(Goal):
Search the data for the string "this" and extract every line where it appears.

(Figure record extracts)
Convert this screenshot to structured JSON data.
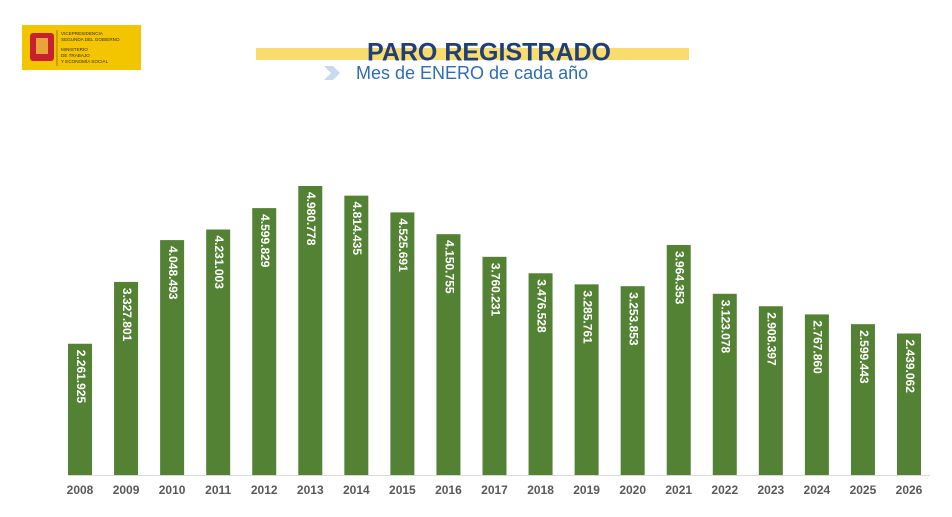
{
  "logo": {
    "lines": [
      "VICEPRESIDENCIA",
      "SEGUNDA DEL GOBIERNO",
      "MINISTERIO",
      "DE TRABAJO",
      "Y ECONOMÍA SOCIAL"
    ]
  },
  "chart_data": {
    "type": "bar",
    "title": "PARO REGISTRADO",
    "subtitle": "Mes de ENERO de cada año",
    "categories": [
      "2008",
      "2009",
      "2010",
      "2011",
      "2012",
      "2013",
      "2014",
      "2015",
      "2016",
      "2017",
      "2018",
      "2019",
      "2020",
      "2021",
      "2022",
      "2023",
      "2024",
      "2025",
      "2026"
    ],
    "values": [
      2261925,
      3327801,
      4048493,
      4231003,
      4599829,
      4980778,
      4814435,
      4525691,
      4150755,
      3760231,
      3476528,
      3285761,
      3253853,
      3964353,
      3123078,
      2908397,
      2767860,
      2599443,
      2439062
    ],
    "value_labels": [
      "2.261.925",
      "3.327.801",
      "4.048.493",
      "4.231.003",
      "4.599.829",
      "4.980.778",
      "4.814.435",
      "4.525.691",
      "4.150.755",
      "3.760.231",
      "3.476.528",
      "3.285.761",
      "3.253.853",
      "3.964.353",
      "3.123.078",
      "2.908.397",
      "2.767.860",
      "2.599.443",
      "2.439.062"
    ],
    "color": "#548235"
  }
}
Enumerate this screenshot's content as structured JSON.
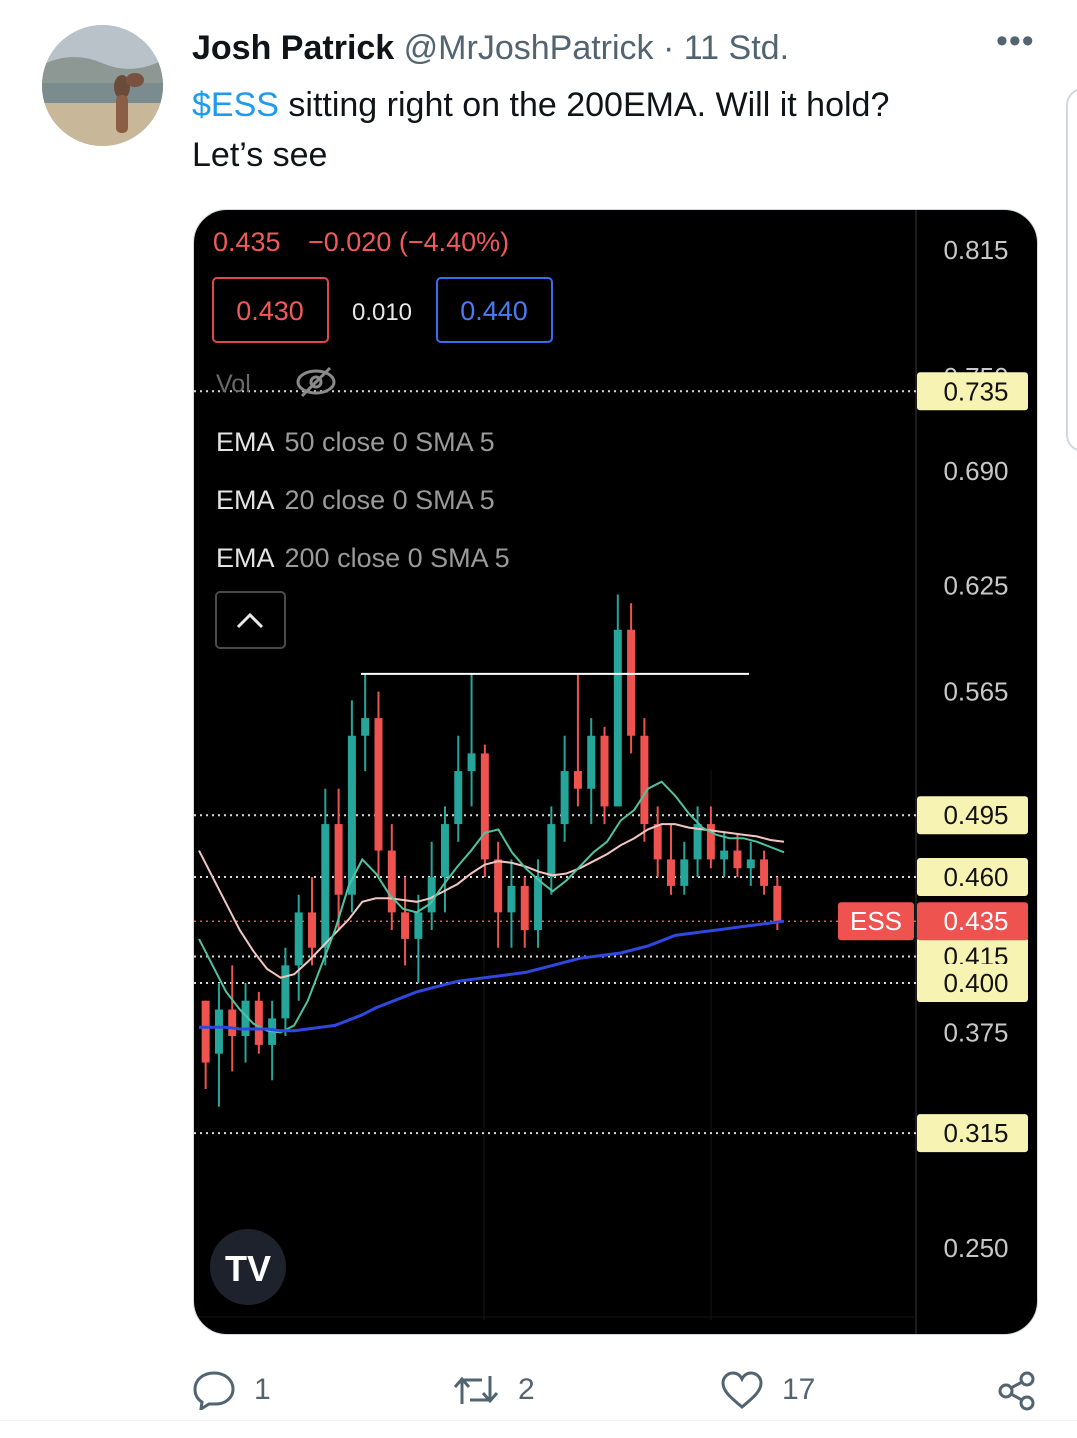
{
  "tweet": {
    "author_name": "Josh Patrick",
    "handle": "@MrJoshPatrick",
    "separator": "·",
    "time": "11 Std.",
    "more_icon": "more-horizontal-icon",
    "cashtag": "$ESS",
    "text_rest": " sitting right on the 200EMA. Will it hold?",
    "text_line2": "Let’s see"
  },
  "chart": {
    "header_price": "0.435",
    "header_change": "−0.020 (−4.40%)",
    "bid": "0.430",
    "spread": "0.010",
    "ask": "0.440",
    "vol_label": "Vol",
    "vol_icon": "eye-crossed-icon",
    "indicators": [
      {
        "name": "EMA",
        "params": "50 close 0 SMA 5"
      },
      {
        "name": "EMA",
        "params": "20 close 0 SMA 5"
      },
      {
        "name": "EMA",
        "params": "200 close 0 SMA 5"
      }
    ],
    "collapse_icon": "chevron-up-icon",
    "ticker_tag": "ESS",
    "logo_text": "TV",
    "axis_ticks": [
      "0.815",
      "0.750",
      "0.690",
      "0.625",
      "0.565",
      "0.375",
      "0.250"
    ],
    "price_lines": [
      {
        "label": "0.735",
        "value": 0.735
      },
      {
        "label": "0.495",
        "value": 0.495
      },
      {
        "label": "0.460",
        "value": 0.46
      },
      {
        "label": "0.415",
        "value": 0.415
      },
      {
        "label": "0.400",
        "value": 0.4
      },
      {
        "label": "0.315",
        "value": 0.315
      }
    ],
    "current_price": {
      "label": "0.435",
      "value": 0.435
    },
    "resistance_level": 0.575,
    "colors": {
      "background": "#000000",
      "up_candle": "#26a69a",
      "down_candle": "#ef5350",
      "ema200": "#2f49e0",
      "ema20": "#4fc3a1",
      "ema50": "#f2c6c0",
      "price_tag": "#f7f3b2",
      "current_tag": "#ef5350",
      "header_red": "#f05a5a",
      "ask_blue": "#4a7cf0"
    }
  },
  "chart_data": {
    "type": "candlestick",
    "ylim": [
      0.24,
      0.84
    ],
    "ema200": [
      0.375,
      0.375,
      0.375,
      0.374,
      0.374,
      0.374,
      0.373,
      0.373,
      0.374,
      0.375,
      0.376,
      0.379,
      0.382,
      0.386,
      0.389,
      0.392,
      0.395,
      0.397,
      0.399,
      0.401,
      0.402,
      0.403,
      0.404,
      0.405,
      0.406,
      0.408,
      0.41,
      0.412,
      0.414,
      0.415,
      0.416,
      0.417,
      0.419,
      0.421,
      0.424,
      0.427,
      0.428,
      0.429,
      0.43,
      0.431,
      0.432,
      0.433,
      0.434,
      0.435
    ],
    "ema20": [
      0.425,
      0.41,
      0.395,
      0.385,
      0.377,
      0.373,
      0.372,
      0.376,
      0.39,
      0.41,
      0.43,
      0.455,
      0.47,
      0.462,
      0.45,
      0.442,
      0.44,
      0.445,
      0.456,
      0.466,
      0.475,
      0.485,
      0.487,
      0.474,
      0.465,
      0.458,
      0.452,
      0.458,
      0.466,
      0.474,
      0.48,
      0.492,
      0.498,
      0.51,
      0.514,
      0.506,
      0.496,
      0.488,
      0.484,
      0.482,
      0.482,
      0.48,
      0.477,
      0.474
    ],
    "ema50": [
      0.475,
      0.46,
      0.445,
      0.43,
      0.418,
      0.408,
      0.403,
      0.405,
      0.412,
      0.42,
      0.428,
      0.436,
      0.446,
      0.448,
      0.448,
      0.447,
      0.446,
      0.448,
      0.452,
      0.456,
      0.462,
      0.467,
      0.469,
      0.468,
      0.466,
      0.463,
      0.461,
      0.462,
      0.465,
      0.469,
      0.473,
      0.478,
      0.482,
      0.487,
      0.49,
      0.49,
      0.488,
      0.487,
      0.486,
      0.485,
      0.484,
      0.483,
      0.481,
      0.48
    ],
    "candles": [
      {
        "o": 0.39,
        "h": 0.39,
        "l": 0.34,
        "c": 0.355
      },
      {
        "o": 0.36,
        "h": 0.4,
        "l": 0.33,
        "c": 0.385
      },
      {
        "o": 0.385,
        "h": 0.41,
        "l": 0.35,
        "c": 0.37
      },
      {
        "o": 0.37,
        "h": 0.4,
        "l": 0.355,
        "c": 0.39
      },
      {
        "o": 0.39,
        "h": 0.395,
        "l": 0.36,
        "c": 0.365
      },
      {
        "o": 0.365,
        "h": 0.39,
        "l": 0.345,
        "c": 0.38
      },
      {
        "o": 0.38,
        "h": 0.42,
        "l": 0.37,
        "c": 0.41
      },
      {
        "o": 0.41,
        "h": 0.45,
        "l": 0.39,
        "c": 0.44
      },
      {
        "o": 0.44,
        "h": 0.46,
        "l": 0.41,
        "c": 0.42
      },
      {
        "o": 0.42,
        "h": 0.51,
        "l": 0.41,
        "c": 0.49
      },
      {
        "o": 0.49,
        "h": 0.51,
        "l": 0.43,
        "c": 0.45
      },
      {
        "o": 0.45,
        "h": 0.56,
        "l": 0.44,
        "c": 0.54
      },
      {
        "o": 0.54,
        "h": 0.575,
        "l": 0.52,
        "c": 0.55
      },
      {
        "o": 0.55,
        "h": 0.565,
        "l": 0.46,
        "c": 0.475
      },
      {
        "o": 0.475,
        "h": 0.49,
        "l": 0.43,
        "c": 0.44
      },
      {
        "o": 0.44,
        "h": 0.46,
        "l": 0.41,
        "c": 0.425
      },
      {
        "o": 0.425,
        "h": 0.45,
        "l": 0.4,
        "c": 0.44
      },
      {
        "o": 0.44,
        "h": 0.48,
        "l": 0.43,
        "c": 0.46
      },
      {
        "o": 0.46,
        "h": 0.5,
        "l": 0.44,
        "c": 0.49
      },
      {
        "o": 0.49,
        "h": 0.54,
        "l": 0.48,
        "c": 0.52
      },
      {
        "o": 0.52,
        "h": 0.575,
        "l": 0.5,
        "c": 0.53
      },
      {
        "o": 0.53,
        "h": 0.535,
        "l": 0.46,
        "c": 0.47
      },
      {
        "o": 0.47,
        "h": 0.48,
        "l": 0.42,
        "c": 0.44
      },
      {
        "o": 0.44,
        "h": 0.47,
        "l": 0.42,
        "c": 0.455
      },
      {
        "o": 0.455,
        "h": 0.46,
        "l": 0.42,
        "c": 0.43
      },
      {
        "o": 0.43,
        "h": 0.47,
        "l": 0.42,
        "c": 0.46
      },
      {
        "o": 0.46,
        "h": 0.5,
        "l": 0.45,
        "c": 0.49
      },
      {
        "o": 0.49,
        "h": 0.54,
        "l": 0.48,
        "c": 0.52
      },
      {
        "o": 0.52,
        "h": 0.575,
        "l": 0.5,
        "c": 0.51
      },
      {
        "o": 0.51,
        "h": 0.55,
        "l": 0.49,
        "c": 0.54
      },
      {
        "o": 0.54,
        "h": 0.545,
        "l": 0.49,
        "c": 0.5
      },
      {
        "o": 0.5,
        "h": 0.62,
        "l": 0.5,
        "c": 0.6
      },
      {
        "o": 0.6,
        "h": 0.615,
        "l": 0.53,
        "c": 0.54
      },
      {
        "o": 0.54,
        "h": 0.55,
        "l": 0.48,
        "c": 0.49
      },
      {
        "o": 0.49,
        "h": 0.5,
        "l": 0.46,
        "c": 0.47
      },
      {
        "o": 0.47,
        "h": 0.49,
        "l": 0.45,
        "c": 0.455
      },
      {
        "o": 0.455,
        "h": 0.48,
        "l": 0.45,
        "c": 0.47
      },
      {
        "o": 0.47,
        "h": 0.5,
        "l": 0.46,
        "c": 0.49
      },
      {
        "o": 0.49,
        "h": 0.5,
        "l": 0.465,
        "c": 0.47
      },
      {
        "o": 0.47,
        "h": 0.485,
        "l": 0.46,
        "c": 0.475
      },
      {
        "o": 0.475,
        "h": 0.485,
        "l": 0.46,
        "c": 0.465
      },
      {
        "o": 0.465,
        "h": 0.48,
        "l": 0.455,
        "c": 0.47
      },
      {
        "o": 0.47,
        "h": 0.475,
        "l": 0.45,
        "c": 0.455
      },
      {
        "o": 0.455,
        "h": 0.46,
        "l": 0.43,
        "c": 0.435
      }
    ]
  },
  "actions": {
    "reply": {
      "icon": "reply-icon",
      "count": "1"
    },
    "retweet": {
      "icon": "retweet-icon",
      "count": "2"
    },
    "like": {
      "icon": "heart-icon",
      "count": "17"
    },
    "share": {
      "icon": "share-icon"
    }
  }
}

(Final result):
Convert this screenshot to structured JSON data.
Enumerate this screenshot's content as structured JSON.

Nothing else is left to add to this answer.